Items:
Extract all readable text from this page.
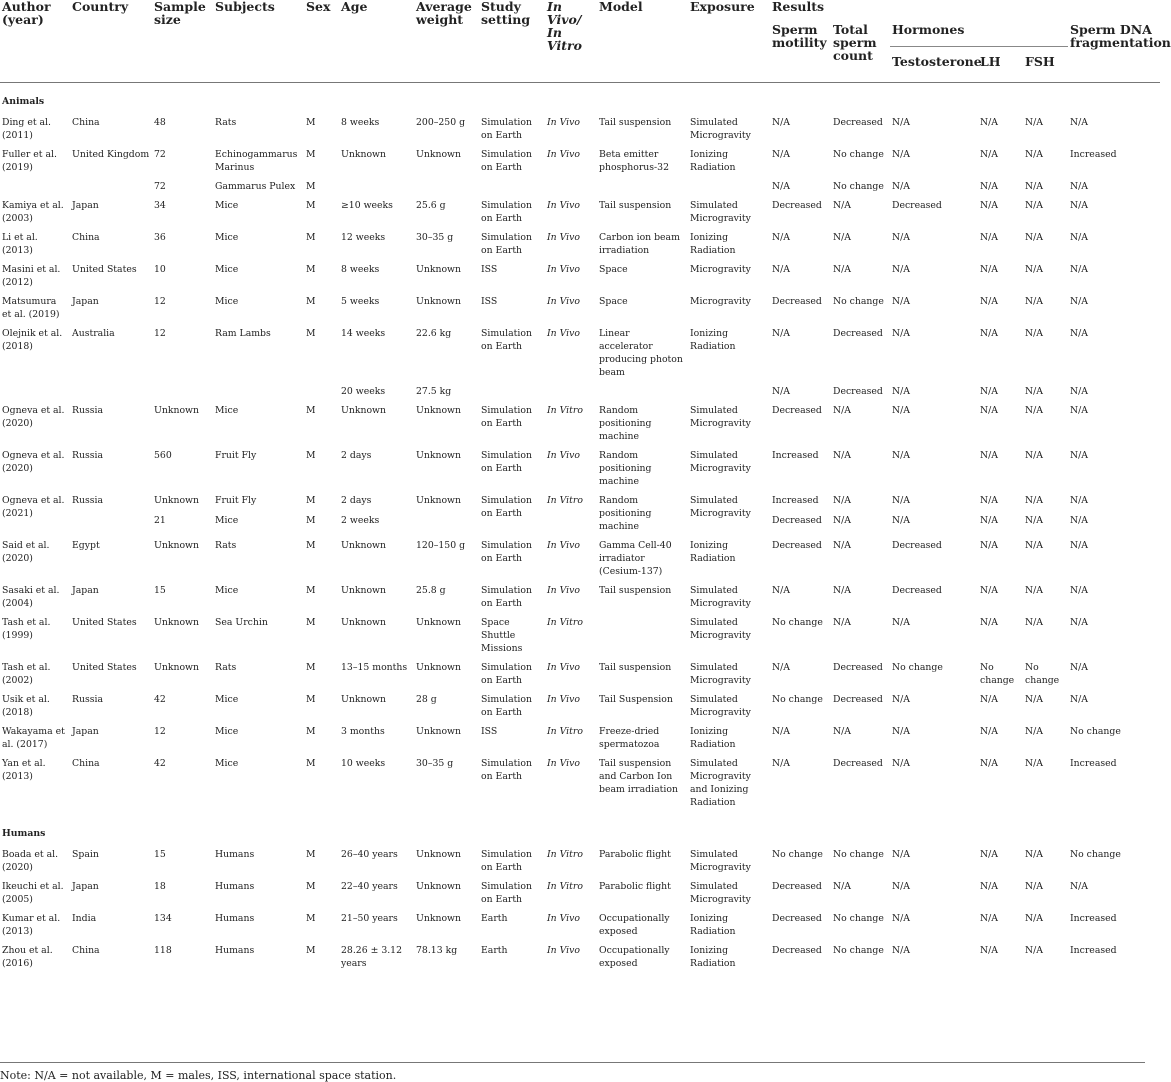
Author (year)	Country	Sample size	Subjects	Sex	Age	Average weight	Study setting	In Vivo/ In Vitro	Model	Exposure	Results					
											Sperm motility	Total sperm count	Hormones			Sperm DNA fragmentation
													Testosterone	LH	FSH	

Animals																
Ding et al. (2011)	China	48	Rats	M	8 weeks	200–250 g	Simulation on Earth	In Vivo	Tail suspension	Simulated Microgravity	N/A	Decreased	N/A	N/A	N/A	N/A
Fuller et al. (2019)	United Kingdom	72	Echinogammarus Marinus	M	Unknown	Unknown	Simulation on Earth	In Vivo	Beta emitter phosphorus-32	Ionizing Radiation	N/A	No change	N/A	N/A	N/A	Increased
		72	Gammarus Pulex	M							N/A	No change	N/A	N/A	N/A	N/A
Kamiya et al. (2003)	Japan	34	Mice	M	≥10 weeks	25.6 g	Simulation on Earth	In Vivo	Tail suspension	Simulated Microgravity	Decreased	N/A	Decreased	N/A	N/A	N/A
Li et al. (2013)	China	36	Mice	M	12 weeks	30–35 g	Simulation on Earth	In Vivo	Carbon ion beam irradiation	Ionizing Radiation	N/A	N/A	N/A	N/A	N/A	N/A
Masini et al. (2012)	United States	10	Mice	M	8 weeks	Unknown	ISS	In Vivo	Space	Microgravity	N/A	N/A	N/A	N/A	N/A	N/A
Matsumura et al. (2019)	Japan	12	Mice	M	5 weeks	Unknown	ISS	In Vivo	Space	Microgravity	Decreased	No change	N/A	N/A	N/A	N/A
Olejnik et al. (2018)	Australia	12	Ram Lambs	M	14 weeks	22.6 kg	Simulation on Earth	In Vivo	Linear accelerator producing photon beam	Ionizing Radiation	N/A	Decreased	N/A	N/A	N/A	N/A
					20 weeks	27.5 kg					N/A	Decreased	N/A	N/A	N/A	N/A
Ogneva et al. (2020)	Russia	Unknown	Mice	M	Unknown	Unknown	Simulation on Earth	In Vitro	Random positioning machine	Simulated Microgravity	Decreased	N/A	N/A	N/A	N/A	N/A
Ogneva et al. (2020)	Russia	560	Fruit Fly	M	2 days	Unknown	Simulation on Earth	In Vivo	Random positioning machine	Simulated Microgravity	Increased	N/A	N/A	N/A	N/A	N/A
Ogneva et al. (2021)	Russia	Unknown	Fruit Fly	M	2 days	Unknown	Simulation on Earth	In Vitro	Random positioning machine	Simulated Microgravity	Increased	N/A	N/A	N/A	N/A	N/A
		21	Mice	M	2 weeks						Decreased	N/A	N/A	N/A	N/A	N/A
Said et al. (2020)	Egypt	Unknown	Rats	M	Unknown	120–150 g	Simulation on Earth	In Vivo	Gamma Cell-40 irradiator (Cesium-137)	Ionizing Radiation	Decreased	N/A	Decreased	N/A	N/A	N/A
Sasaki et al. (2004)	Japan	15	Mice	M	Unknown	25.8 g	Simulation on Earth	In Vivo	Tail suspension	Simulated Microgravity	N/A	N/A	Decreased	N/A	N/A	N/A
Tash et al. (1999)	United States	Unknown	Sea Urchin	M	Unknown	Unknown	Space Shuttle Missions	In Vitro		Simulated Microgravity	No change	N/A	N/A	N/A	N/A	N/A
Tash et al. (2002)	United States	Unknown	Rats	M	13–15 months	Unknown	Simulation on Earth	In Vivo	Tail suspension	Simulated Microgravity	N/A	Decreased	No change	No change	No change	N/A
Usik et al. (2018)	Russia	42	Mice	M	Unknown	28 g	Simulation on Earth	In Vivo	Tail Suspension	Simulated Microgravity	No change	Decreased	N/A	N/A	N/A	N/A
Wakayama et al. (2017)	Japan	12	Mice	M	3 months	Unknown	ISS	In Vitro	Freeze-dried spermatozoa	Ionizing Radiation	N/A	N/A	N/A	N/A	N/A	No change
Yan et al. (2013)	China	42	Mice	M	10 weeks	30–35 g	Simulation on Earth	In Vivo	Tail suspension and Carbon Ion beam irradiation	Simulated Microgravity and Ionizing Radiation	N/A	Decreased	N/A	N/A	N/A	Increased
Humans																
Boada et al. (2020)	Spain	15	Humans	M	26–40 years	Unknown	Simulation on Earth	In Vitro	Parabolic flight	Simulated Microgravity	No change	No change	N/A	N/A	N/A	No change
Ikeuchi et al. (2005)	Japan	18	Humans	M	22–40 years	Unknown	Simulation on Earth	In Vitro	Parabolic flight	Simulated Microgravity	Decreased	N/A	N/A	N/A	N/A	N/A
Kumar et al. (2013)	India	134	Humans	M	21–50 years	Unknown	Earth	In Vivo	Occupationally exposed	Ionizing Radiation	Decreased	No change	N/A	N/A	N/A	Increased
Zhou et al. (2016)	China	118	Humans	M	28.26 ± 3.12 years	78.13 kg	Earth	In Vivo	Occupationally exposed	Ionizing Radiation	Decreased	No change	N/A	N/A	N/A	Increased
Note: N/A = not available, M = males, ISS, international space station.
---
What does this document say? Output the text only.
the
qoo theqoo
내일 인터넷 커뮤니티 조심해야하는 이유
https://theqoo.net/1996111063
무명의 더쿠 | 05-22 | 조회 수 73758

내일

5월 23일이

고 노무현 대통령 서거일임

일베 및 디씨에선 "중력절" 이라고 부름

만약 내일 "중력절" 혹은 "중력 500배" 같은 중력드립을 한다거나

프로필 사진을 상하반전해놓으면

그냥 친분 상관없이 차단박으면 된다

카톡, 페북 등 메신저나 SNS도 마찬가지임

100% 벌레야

Objective:
From the listing, copy each line containing the word "exposed".

Task solution:
Kumar et al. (2013)	India	134	Humans	M	21–50 years	Unknown	Earth	In Vivo	Occupationally exposed	Ionizing Radiation	Decreased	No change	N/A	N/A	N/A	Increased
Zhou et al. (2016)	China	118	Humans	M	28.26 ± 3.12 years	78.13 kg	Earth	In Vivo	Occupationally exposed	Ionizing Radiation	Decreased	No change	N/A	N/A	N/A	Increased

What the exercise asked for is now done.